> [Exercise instructions] Return the entries verbatim and drop every picture.

> [Supplied records]
%%

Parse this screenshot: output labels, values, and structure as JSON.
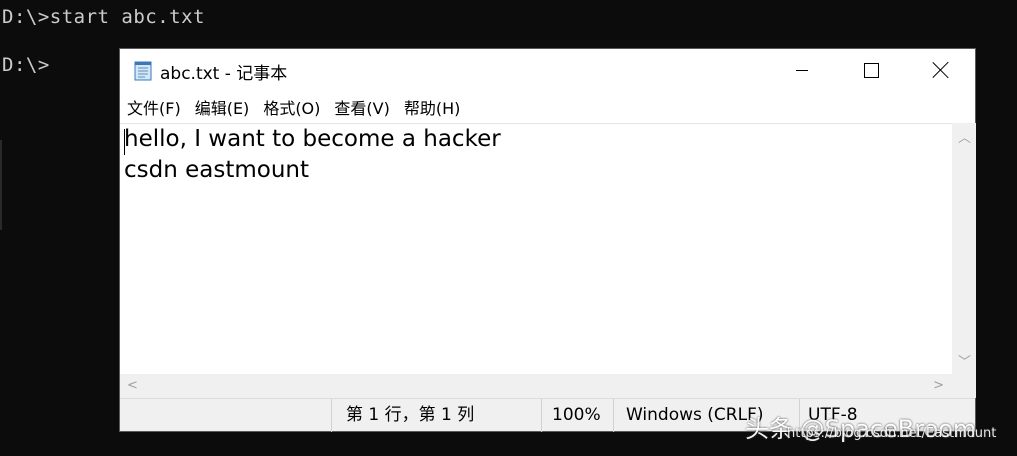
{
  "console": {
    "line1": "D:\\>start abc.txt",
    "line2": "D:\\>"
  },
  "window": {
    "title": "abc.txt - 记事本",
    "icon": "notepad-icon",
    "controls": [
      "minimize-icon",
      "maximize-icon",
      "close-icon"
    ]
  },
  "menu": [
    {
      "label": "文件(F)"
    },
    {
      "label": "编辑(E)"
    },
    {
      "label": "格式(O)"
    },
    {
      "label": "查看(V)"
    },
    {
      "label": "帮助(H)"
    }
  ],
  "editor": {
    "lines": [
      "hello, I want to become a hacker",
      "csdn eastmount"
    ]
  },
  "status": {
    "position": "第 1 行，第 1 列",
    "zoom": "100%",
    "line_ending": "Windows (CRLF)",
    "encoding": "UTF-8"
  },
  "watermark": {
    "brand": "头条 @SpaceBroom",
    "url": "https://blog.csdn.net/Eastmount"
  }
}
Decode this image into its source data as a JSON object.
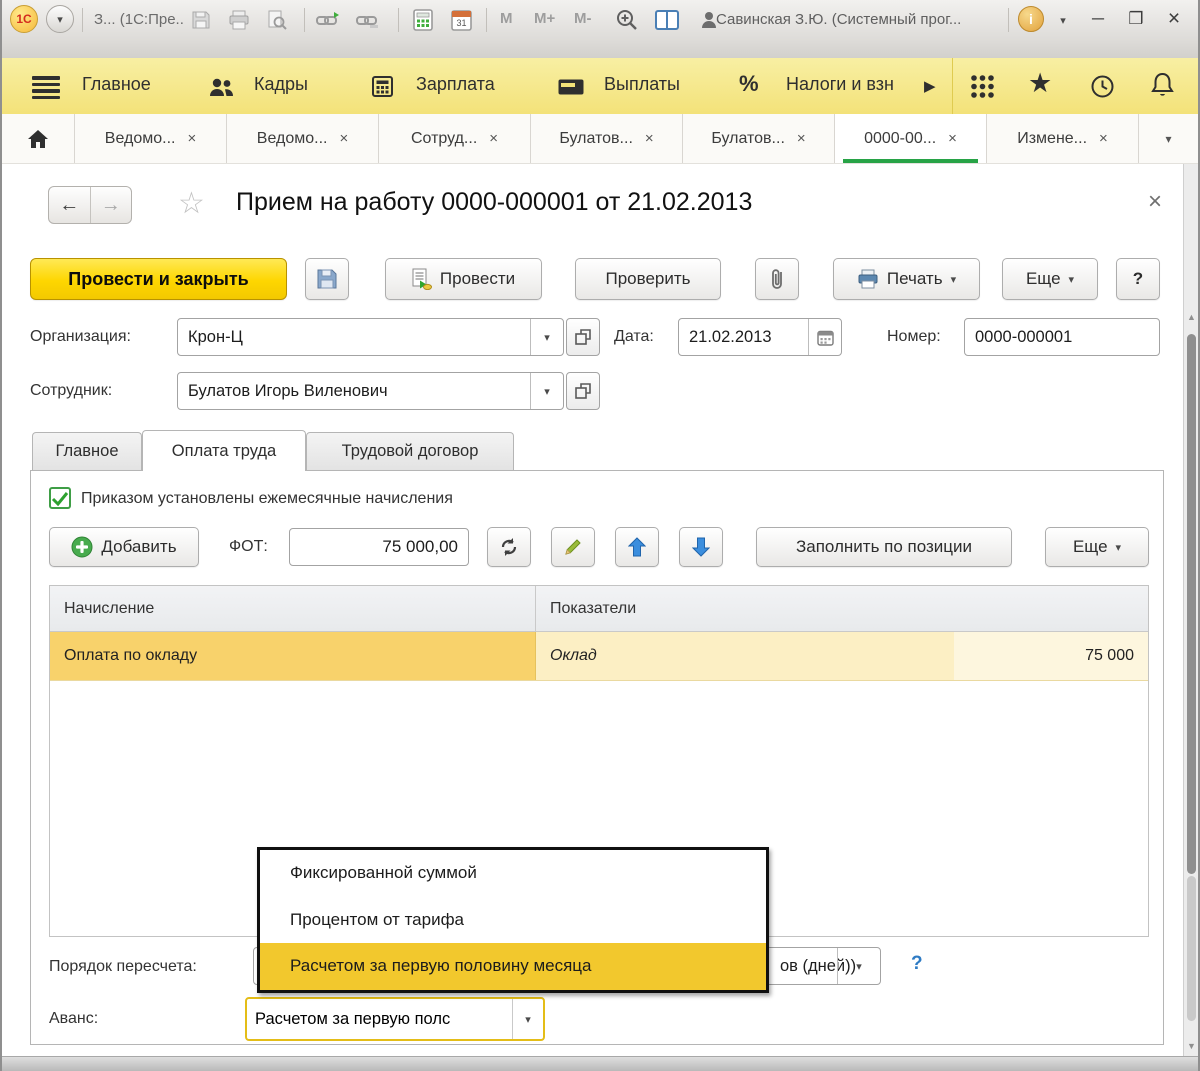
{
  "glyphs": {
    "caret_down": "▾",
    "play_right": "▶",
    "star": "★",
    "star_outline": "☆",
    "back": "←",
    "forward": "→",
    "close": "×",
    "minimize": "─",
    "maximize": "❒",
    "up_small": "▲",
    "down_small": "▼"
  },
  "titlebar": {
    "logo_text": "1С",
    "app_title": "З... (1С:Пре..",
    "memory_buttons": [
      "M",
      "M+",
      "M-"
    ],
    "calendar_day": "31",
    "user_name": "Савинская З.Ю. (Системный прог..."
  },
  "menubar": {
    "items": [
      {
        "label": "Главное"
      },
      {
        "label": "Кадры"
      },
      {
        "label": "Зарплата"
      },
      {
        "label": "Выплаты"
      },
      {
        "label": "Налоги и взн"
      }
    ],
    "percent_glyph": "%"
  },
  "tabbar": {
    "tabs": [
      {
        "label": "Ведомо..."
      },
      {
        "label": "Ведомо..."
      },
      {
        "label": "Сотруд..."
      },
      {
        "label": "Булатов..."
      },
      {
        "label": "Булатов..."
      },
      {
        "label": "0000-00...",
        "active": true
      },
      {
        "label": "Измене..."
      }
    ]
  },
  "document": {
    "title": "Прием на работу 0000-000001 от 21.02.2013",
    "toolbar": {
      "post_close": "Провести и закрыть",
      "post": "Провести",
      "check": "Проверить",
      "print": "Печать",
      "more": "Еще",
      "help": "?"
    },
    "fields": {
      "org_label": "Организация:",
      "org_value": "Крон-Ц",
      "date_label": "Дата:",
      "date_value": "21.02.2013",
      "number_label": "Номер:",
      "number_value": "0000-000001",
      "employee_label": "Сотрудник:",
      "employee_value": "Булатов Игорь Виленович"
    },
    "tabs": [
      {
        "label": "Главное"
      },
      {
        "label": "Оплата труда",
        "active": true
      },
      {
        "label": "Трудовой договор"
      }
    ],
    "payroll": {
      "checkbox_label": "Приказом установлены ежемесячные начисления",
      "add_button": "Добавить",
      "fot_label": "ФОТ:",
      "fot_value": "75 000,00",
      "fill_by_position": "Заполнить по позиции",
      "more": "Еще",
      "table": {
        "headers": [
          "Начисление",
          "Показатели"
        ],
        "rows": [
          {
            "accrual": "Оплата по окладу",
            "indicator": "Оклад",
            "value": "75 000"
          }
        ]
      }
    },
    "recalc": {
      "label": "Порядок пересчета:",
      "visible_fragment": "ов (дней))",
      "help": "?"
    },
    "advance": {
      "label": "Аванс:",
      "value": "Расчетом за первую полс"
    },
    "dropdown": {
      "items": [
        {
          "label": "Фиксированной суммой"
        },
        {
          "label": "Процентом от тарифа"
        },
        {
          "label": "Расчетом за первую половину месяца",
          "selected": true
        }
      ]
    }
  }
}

%%

> [Task answer]
Parse this screenshot: output labels, values, and structure as JSON.
{
  "console": {
    "line1": "D:\\>start abc.txt",
    "line2": "D:\\>"
  },
  "window": {
    "title": "abc.txt - 记事本",
    "icon": "notepad-icon",
    "controls": [
      "minimize-icon",
      "maximize-icon",
      "close-icon"
    ]
  },
  "menu": [
    {
      "label": "文件(F)"
    },
    {
      "label": "编辑(E)"
    },
    {
      "label": "格式(O)"
    },
    {
      "label": "查看(V)"
    },
    {
      "label": "帮助(H)"
    }
  ],
  "editor": {
    "lines": [
      "hello, I want to become a hacker",
      "csdn eastmount"
    ]
  },
  "status": {
    "position": "第 1 行，第 1 列",
    "zoom": "100%",
    "line_ending": "Windows (CRLF)",
    "encoding": "UTF-8"
  },
  "watermark": {
    "brand": "头条 @SpaceBroom",
    "url": "https://blog.csdn.net/Eastmount"
  }
}
Decode this image into its source data as a JSON object.
{
  "glyphs": {
    "caret_down": "▾",
    "play_right": "▶",
    "star": "★",
    "star_outline": "☆",
    "back": "←",
    "forward": "→",
    "close": "×",
    "minimize": "─",
    "maximize": "❒",
    "up_small": "▲",
    "down_small": "▼"
  },
  "titlebar": {
    "logo_text": "1С",
    "app_title": "З... (1С:Пре..",
    "memory_buttons": [
      "M",
      "M+",
      "M-"
    ],
    "calendar_day": "31",
    "user_name": "Савинская З.Ю. (Системный прог..."
  },
  "menubar": {
    "items": [
      {
        "label": "Главное"
      },
      {
        "label": "Кадры"
      },
      {
        "label": "Зарплата"
      },
      {
        "label": "Выплаты"
      },
      {
        "label": "Налоги и взн"
      }
    ],
    "percent_glyph": "%"
  },
  "tabbar": {
    "tabs": [
      {
        "label": "Ведомо..."
      },
      {
        "label": "Ведомо..."
      },
      {
        "label": "Сотруд..."
      },
      {
        "label": "Булатов..."
      },
      {
        "label": "Булатов..."
      },
      {
        "label": "0000-00...",
        "active": true
      },
      {
        "label": "Измене..."
      }
    ]
  },
  "document": {
    "title": "Прием на работу 0000-000001 от 21.02.2013",
    "toolbar": {
      "post_close": "Провести и закрыть",
      "post": "Провести",
      "check": "Проверить",
      "print": "Печать",
      "more": "Еще",
      "help": "?"
    },
    "fields": {
      "org_label": "Организация:",
      "org_value": "Крон-Ц",
      "date_label": "Дата:",
      "date_value": "21.02.2013",
      "number_label": "Номер:",
      "number_value": "0000-000001",
      "employee_label": "Сотрудник:",
      "employee_value": "Булатов Игорь Виленович"
    },
    "tabs": [
      {
        "label": "Главное"
      },
      {
        "label": "Оплата труда",
        "active": true
      },
      {
        "label": "Трудовой договор"
      }
    ],
    "payroll": {
      "checkbox_label": "Приказом установлены ежемесячные начисления",
      "add_button": "Добавить",
      "fot_label": "ФОТ:",
      "fot_value": "75 000,00",
      "fill_by_position": "Заполнить по позиции",
      "more": "Еще",
      "table": {
        "headers": [
          "Начисление",
          "Показатели"
        ],
        "rows": [
          {
            "accrual": "Оплата по окладу",
            "indicator": "Оклад",
            "value": "75 000"
          }
        ]
      }
    },
    "recalc": {
      "label": "Порядок пересчета:",
      "visible_fragment": "ов (дней))",
      "help": "?"
    },
    "advance": {
      "label": "Аванс:",
      "value": "Расчетом за первую полс"
    },
    "dropdown": {
      "items": [
        {
          "label": "Фиксированной суммой"
        },
        {
          "label": "Процентом от тарифа"
        },
        {
          "label": "Расчетом за первую половину месяца",
          "selected": true
        }
      ]
    }
  }
}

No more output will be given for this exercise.